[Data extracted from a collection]
○ ○ ○ ○ ○ ○ ○

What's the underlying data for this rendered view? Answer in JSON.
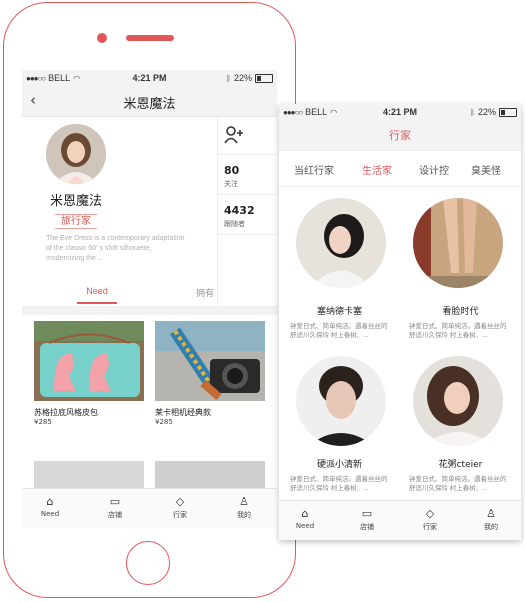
{
  "screen1": {
    "status": {
      "carrier": "BELL",
      "time": "4:21 PM",
      "battery": "22%"
    },
    "nav": {
      "title": "米恩魔法",
      "back_icon": "chevron-left-icon"
    },
    "profile": {
      "name": "米恩魔法",
      "tag": "旅行家",
      "description": "The Eve Dress is a contemporary adaptation of the classic 60' s shift silhouette, modernizing the ..."
    },
    "stats": [
      {
        "num": "80",
        "label": "关注"
      },
      {
        "num": "4432",
        "label": "跟随者"
      }
    ],
    "segments": [
      "Need",
      "拥有"
    ],
    "products": [
      {
        "name": "苏格拉底风格皮包",
        "price": "¥285"
      },
      {
        "name": "莱卡相机经典款",
        "price": "¥285"
      }
    ],
    "tabs": [
      "Need",
      "店铺",
      "行家",
      "我的"
    ]
  },
  "screen2": {
    "status": {
      "carrier": "BELL",
      "time": "4:21 PM",
      "battery": "22%"
    },
    "title": "行家",
    "categories": [
      "当红行家",
      "生活家",
      "设计控",
      "臭美怪"
    ],
    "people": [
      {
        "name": "塞纳德卡塞",
        "desc": "钟爱日式、简单纯洁。遇着丝丝的舒适川久保玲 村上春树、..."
      },
      {
        "name": "看脸时代",
        "desc": "钟爱日式、简单纯洁。遇着丝丝的舒适川久保玲 村上春树、..."
      },
      {
        "name": "硬派小清新",
        "desc": "钟爱日式、简单纯洁。遇着丝丝的舒适川久保玲 村上春树、..."
      },
      {
        "name": "花粥cteier",
        "desc": "钟爱日式、简单纯洁。遇着丝丝的舒适川久保玲 村上春树、..."
      }
    ],
    "tabs": [
      "Need",
      "店铺",
      "行家",
      "我的"
    ]
  },
  "colors": {
    "accent": "#e2585a",
    "background": "#ffffff",
    "bar": "#f3f3f3"
  }
}
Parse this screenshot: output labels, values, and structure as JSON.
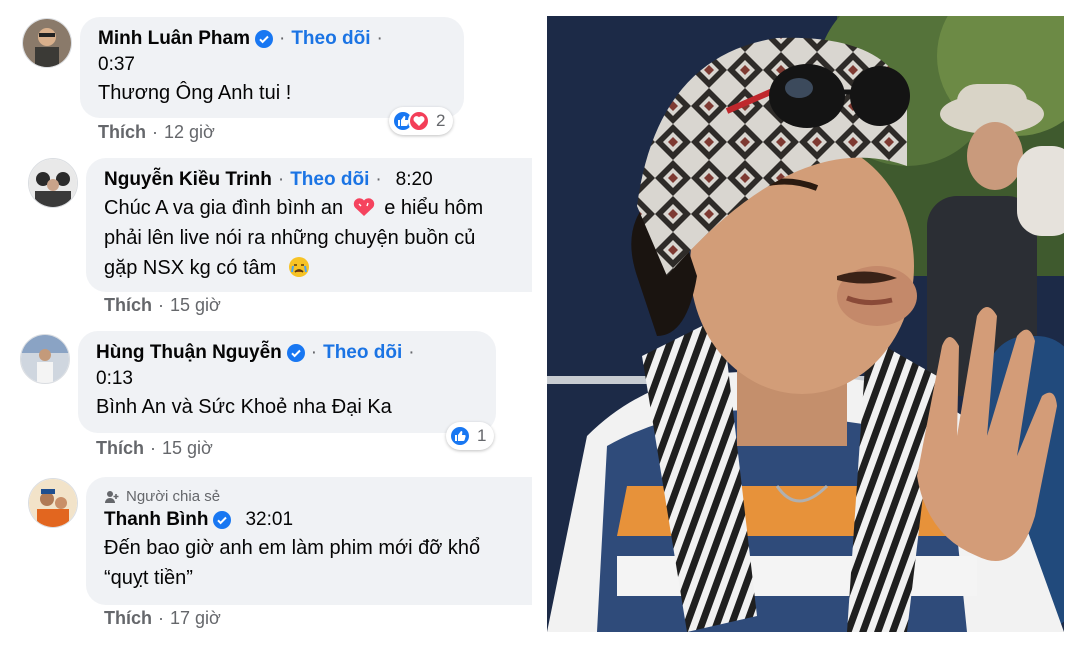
{
  "comments": [
    {
      "name": "Minh Luân Pham",
      "verified": true,
      "follow": "Theo dõi",
      "timestamp": "0:37",
      "text": "Thương Ông Anh tui !",
      "like_label": "Thích",
      "age": "12 giờ",
      "reaction_count": "2",
      "reactions": [
        "like-icon",
        "love-icon"
      ]
    },
    {
      "name": "Nguyễn Kiều Trinh",
      "verified": false,
      "follow": "Theo dõi",
      "timestamp": "8:20",
      "text_lines": [
        "Chúc A va gia đình bình an",
        "e hiểu hôm",
        "phải lên live nói ra những chuyện buồn củ",
        "gặp NSX kg có tâm"
      ],
      "emoji": [
        "heart-emoji",
        "crying-face-emoji"
      ],
      "like_label": "Thích",
      "age": "15 giờ"
    },
    {
      "name": "Hùng Thuận Nguyễn",
      "verified": true,
      "follow": "Theo dõi",
      "timestamp": "0:13",
      "text": "Bình An và Sức Khoẻ nha Đại Ka",
      "like_label": "Thích",
      "age": "15 giờ",
      "reaction_count": "1",
      "reactions": [
        "like-icon"
      ]
    },
    {
      "shared_label": "Người chia sẻ",
      "name": "Thanh Bình",
      "verified": true,
      "timestamp": "32:01",
      "text_lines": [
        "Đến bao giờ anh em làm phim mới đỡ khổ",
        "“quỵt tiền”"
      ],
      "like_label": "Thích",
      "age": "17 giờ"
    }
  ],
  "colors": {
    "bubble": "#f0f2f5",
    "link": "#1b74e4",
    "meta": "#65676b",
    "like_blue": "#1877f2",
    "love_red": "#f33e58"
  },
  "photo": {
    "subject": "man-in-knit-hat-with-sunglasses-photo"
  }
}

○ ○ ○ ○ ○ ○ ○

**What to work on**
Every entry above should be duplicated exactly. Do not include the images.

**Answer for this exercise**
What's the underlying data for this rendered view? Answer in JSON.
{
  "screen1": {
    "status": {
      "carrier": "BELL",
      "time": "4:21 PM",
      "battery": "22%"
    },
    "nav": {
      "title": "米恩魔法",
      "back_icon": "chevron-left-icon"
    },
    "profile": {
      "name": "米恩魔法",
      "tag": "旅行家",
      "description": "The Eve Dress is a contemporary adaptation of the classic 60' s shift silhouette, modernizing the ..."
    },
    "stats": [
      {
        "num": "80",
        "label": "关注"
      },
      {
        "num": "4432",
        "label": "跟随者"
      }
    ],
    "segments": [
      "Need",
      "拥有"
    ],
    "products": [
      {
        "name": "苏格拉底风格皮包",
        "price": "¥285"
      },
      {
        "name": "莱卡相机经典款",
        "price": "¥285"
      }
    ],
    "tabs": [
      "Need",
      "店铺",
      "行家",
      "我的"
    ]
  },
  "screen2": {
    "status": {
      "carrier": "BELL",
      "time": "4:21 PM",
      "battery": "22%"
    },
    "title": "行家",
    "categories": [
      "当红行家",
      "生活家",
      "设计控",
      "臭美怪"
    ],
    "people": [
      {
        "name": "塞纳德卡塞",
        "desc": "钟爱日式、简单纯洁。遇着丝丝的舒适川久保玲 村上春树、..."
      },
      {
        "name": "看脸时代",
        "desc": "钟爱日式、简单纯洁。遇着丝丝的舒适川久保玲 村上春树、..."
      },
      {
        "name": "硬派小清新",
        "desc": "钟爱日式、简单纯洁。遇着丝丝的舒适川久保玲 村上春树、..."
      },
      {
        "name": "花粥cteier",
        "desc": "钟爱日式、简单纯洁。遇着丝丝的舒适川久保玲 村上春树、..."
      }
    ],
    "tabs": [
      "Need",
      "店铺",
      "行家",
      "我的"
    ]
  },
  "colors": {
    "accent": "#e2585a",
    "background": "#ffffff",
    "bar": "#f3f3f3"
  }
}
Parse this screenshot: output labels, values, and structure as JSON.
{
  "comments": [
    {
      "name": "Minh Luân Pham",
      "verified": true,
      "follow": "Theo dõi",
      "timestamp": "0:37",
      "text": "Thương Ông Anh tui !",
      "like_label": "Thích",
      "age": "12 giờ",
      "reaction_count": "2",
      "reactions": [
        "like-icon",
        "love-icon"
      ]
    },
    {
      "name": "Nguyễn Kiều Trinh",
      "verified": false,
      "follow": "Theo dõi",
      "timestamp": "8:20",
      "text_lines": [
        "Chúc A va gia đình bình an",
        "e hiểu hôm",
        "phải lên live nói ra những chuyện buồn củ",
        "gặp NSX kg có tâm"
      ],
      "emoji": [
        "heart-emoji",
        "crying-face-emoji"
      ],
      "like_label": "Thích",
      "age": "15 giờ"
    },
    {
      "name": "Hùng Thuận Nguyễn",
      "verified": true,
      "follow": "Theo dõi",
      "timestamp": "0:13",
      "text": "Bình An và Sức Khoẻ nha Đại Ka",
      "like_label": "Thích",
      "age": "15 giờ",
      "reaction_count": "1",
      "reactions": [
        "like-icon"
      ]
    },
    {
      "shared_label": "Người chia sẻ",
      "name": "Thanh Bình",
      "verified": true,
      "timestamp": "32:01",
      "text_lines": [
        "Đến bao giờ anh em làm phim mới đỡ khổ",
        "“quỵt tiền”"
      ],
      "like_label": "Thích",
      "age": "17 giờ"
    }
  ],
  "colors": {
    "bubble": "#f0f2f5",
    "link": "#1b74e4",
    "meta": "#65676b",
    "like_blue": "#1877f2",
    "love_red": "#f33e58"
  },
  "photo": {
    "subject": "man-in-knit-hat-with-sunglasses-photo"
  }
}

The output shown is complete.